▶ **What the task asks**: Could you repeat the records below exactly, leaving out any pictures?

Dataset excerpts
+++
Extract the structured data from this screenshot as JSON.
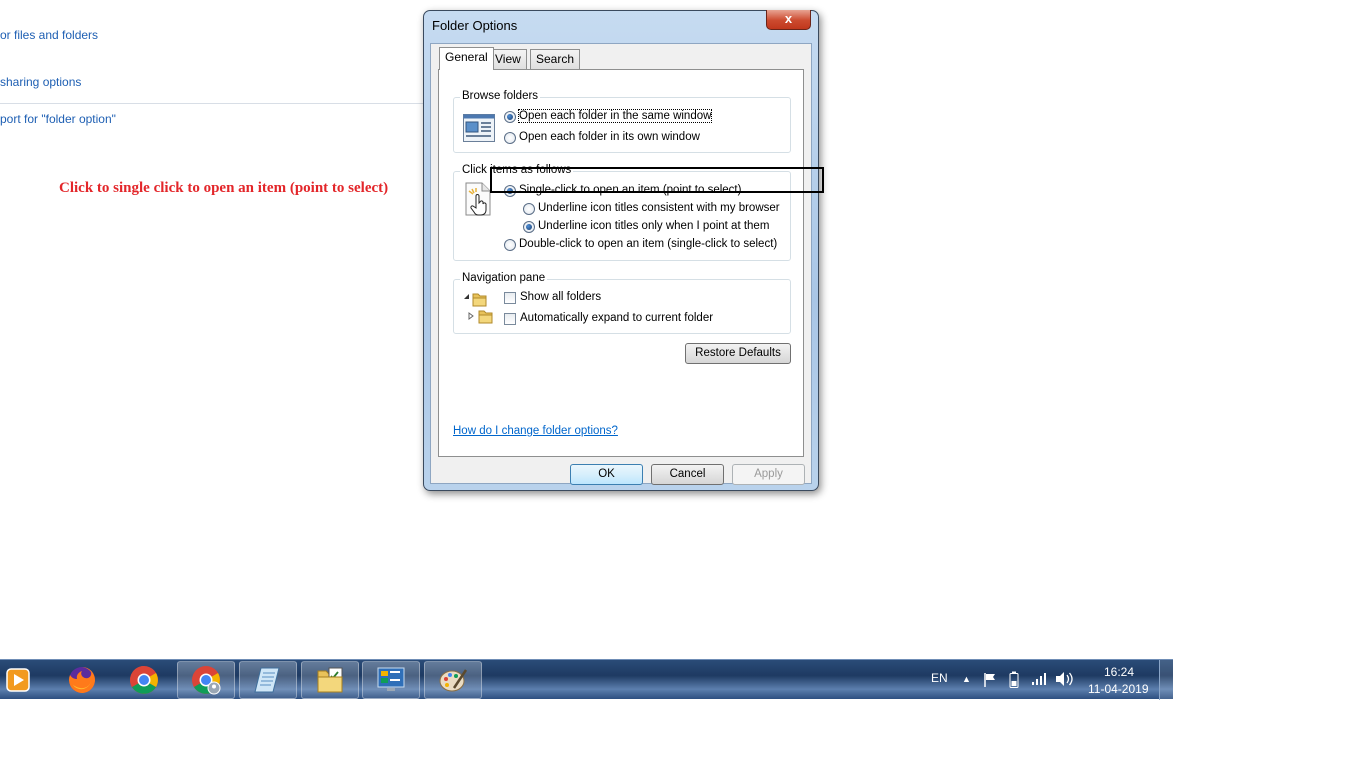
{
  "background": {
    "links": [
      "or files and folders",
      "sharing options",
      "port for \"folder option\""
    ],
    "annotation": "Click to single click to open an item (point to select)"
  },
  "dialog": {
    "title": "Folder Options",
    "close_label": "x",
    "tabs": [
      "General",
      "View",
      "Search"
    ],
    "browse_folders": {
      "label": "Browse folders",
      "options": [
        "Open each folder in the same window",
        "Open each folder in its own window"
      ],
      "selected": 0
    },
    "click_items": {
      "label": "Click items as follows",
      "single_click": "Single-click to open an item (point to select)",
      "underline_browser": "Underline icon titles consistent with my browser",
      "underline_point": "Underline icon titles only when I point at them",
      "double_click": "Double-click to open an item (single-click to select)"
    },
    "navigation_pane": {
      "label": "Navigation pane",
      "show_all": "Show all folders",
      "auto_expand": "Automatically expand to current folder"
    },
    "restore_label": "Restore Defaults",
    "help_link": "How do I change folder options?",
    "ok_label": "OK",
    "cancel_label": "Cancel",
    "apply_label": "Apply"
  },
  "taskbar": {
    "apps": [
      "media-player",
      "firefox",
      "chrome",
      "chrome-profile",
      "notepad",
      "file-explorer",
      "control-panel",
      "paint"
    ],
    "language": "EN",
    "time": "16:24",
    "date": "11-04-2019"
  }
}
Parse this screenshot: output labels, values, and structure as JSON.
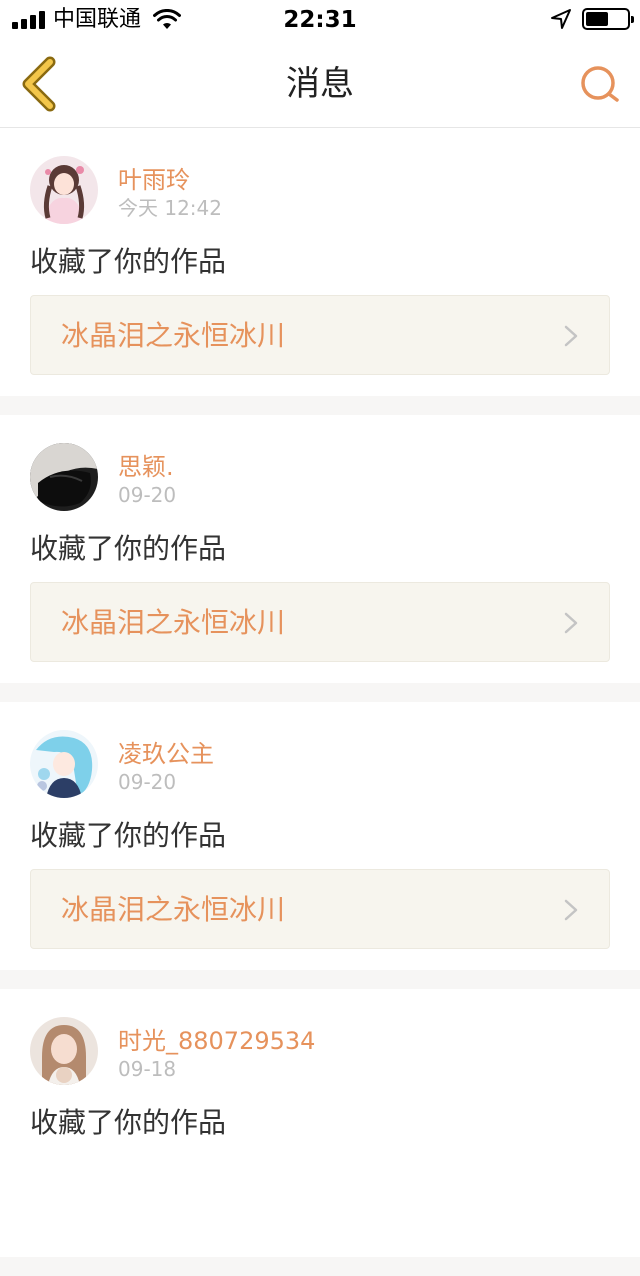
{
  "status_bar": {
    "carrier": "中国联通",
    "time": "22:31",
    "signal_bars": 4,
    "battery_level": 0.55,
    "icons": [
      "signal-icon",
      "wifi-icon",
      "location-arrow-icon",
      "battery-icon"
    ]
  },
  "nav": {
    "title": "消息",
    "back_icon": "chevron-left-icon",
    "search_icon": "search-icon",
    "accent_color": "#e6925c",
    "back_color": "#f3c64a"
  },
  "messages": [
    {
      "username": "叶雨玲",
      "time": "今天 12:42",
      "action": "收藏了你的作品",
      "work_title": "冰晶泪之永恒冰川",
      "avatar": "anime-girl-avatar"
    },
    {
      "username": "思颖.",
      "time": "09-20",
      "action": "收藏了你的作品",
      "work_title": "冰晶泪之永恒冰川",
      "avatar": "dark-hair-avatar"
    },
    {
      "username": "凌玖公主",
      "time": "09-20",
      "action": "收藏了你的作品",
      "work_title": "冰晶泪之永恒冰川",
      "avatar": "blue-anime-avatar"
    },
    {
      "username": "时光_880729534",
      "time": "09-18",
      "action": "收藏了你的作品",
      "work_title": "",
      "avatar": "girl-photo-avatar"
    }
  ]
}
+++
▶ **Correct answer**:
Extract the structured data from this screenshot as JSON.
{
  "background": {
    "links": [
      "or files and folders",
      "sharing options",
      "port for \"folder option\""
    ],
    "annotation": "Click to single click to open an item (point to select)"
  },
  "dialog": {
    "title": "Folder Options",
    "close_label": "x",
    "tabs": [
      "General",
      "View",
      "Search"
    ],
    "browse_folders": {
      "label": "Browse folders",
      "options": [
        "Open each folder in the same window",
        "Open each folder in its own window"
      ],
      "selected": 0
    },
    "click_items": {
      "label": "Click items as follows",
      "single_click": "Single-click to open an item (point to select)",
      "underline_browser": "Underline icon titles consistent with my browser",
      "underline_point": "Underline icon titles only when I point at them",
      "double_click": "Double-click to open an item (single-click to select)"
    },
    "navigation_pane": {
      "label": "Navigation pane",
      "show_all": "Show all folders",
      "auto_expand": "Automatically expand to current folder"
    },
    "restore_label": "Restore Defaults",
    "help_link": "How do I change folder options?",
    "ok_label": "OK",
    "cancel_label": "Cancel",
    "apply_label": "Apply"
  },
  "taskbar": {
    "apps": [
      "media-player",
      "firefox",
      "chrome",
      "chrome-profile",
      "notepad",
      "file-explorer",
      "control-panel",
      "paint"
    ],
    "language": "EN",
    "time": "16:24",
    "date": "11-04-2019"
  }
}
Parse this screenshot: output labels, values, and structure as JSON.
{
  "status_bar": {
    "carrier": "中国联通",
    "time": "22:31",
    "signal_bars": 4,
    "battery_level": 0.55,
    "icons": [
      "signal-icon",
      "wifi-icon",
      "location-arrow-icon",
      "battery-icon"
    ]
  },
  "nav": {
    "title": "消息",
    "back_icon": "chevron-left-icon",
    "search_icon": "search-icon",
    "accent_color": "#e6925c",
    "back_color": "#f3c64a"
  },
  "messages": [
    {
      "username": "叶雨玲",
      "time": "今天 12:42",
      "action": "收藏了你的作品",
      "work_title": "冰晶泪之永恒冰川",
      "avatar": "anime-girl-avatar"
    },
    {
      "username": "思颖.",
      "time": "09-20",
      "action": "收藏了你的作品",
      "work_title": "冰晶泪之永恒冰川",
      "avatar": "dark-hair-avatar"
    },
    {
      "username": "凌玖公主",
      "time": "09-20",
      "action": "收藏了你的作品",
      "work_title": "冰晶泪之永恒冰川",
      "avatar": "blue-anime-avatar"
    },
    {
      "username": "时光_880729534",
      "time": "09-18",
      "action": "收藏了你的作品",
      "work_title": "",
      "avatar": "girl-photo-avatar"
    }
  ]
}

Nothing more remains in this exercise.